## start Given records
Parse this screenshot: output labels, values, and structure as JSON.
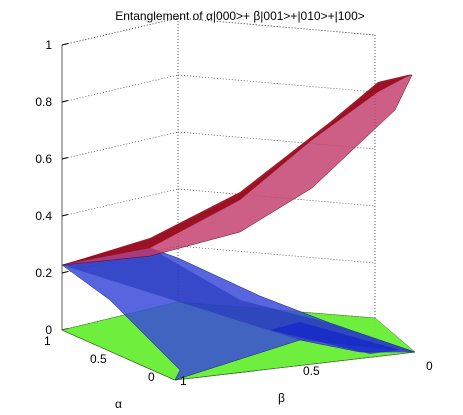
{
  "chart_data": {
    "type": "surface3d",
    "title": "Entanglement of α|000>+ β|001>+|010>+|100>",
    "xlabel": "α",
    "ylabel": "β",
    "zlabel": "",
    "zlim": [
      0,
      1
    ],
    "z_ticks": [
      "0",
      "0.2",
      "0.4",
      "0.6",
      "0.8",
      "1"
    ],
    "alpha_ticks": [
      "1",
      "0.5",
      "0"
    ],
    "beta_ticks": [
      "1",
      "0.5",
      "0"
    ],
    "grid": true,
    "surfaces": [
      {
        "color": "#a0102a",
        "description_values": {
          "z_at_alpha1_beta1": 0.23,
          "z_at_alpha0_beta0": 0.87
        }
      },
      {
        "color": "#3344cc",
        "description_values": {
          "z_at_alpha1_beta1": 0.23,
          "z_at_alpha0_beta0": 0.0
        }
      },
      {
        "color": "#66ee33",
        "description_values": {
          "z": 0.0
        }
      }
    ]
  }
}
## end Given records
• Instruction
Extract each line from the entries above that contains the string "color".

• Task solution
        "color": "#a0102a",
        "color": "#3344cc",
        "color": "#66ee33",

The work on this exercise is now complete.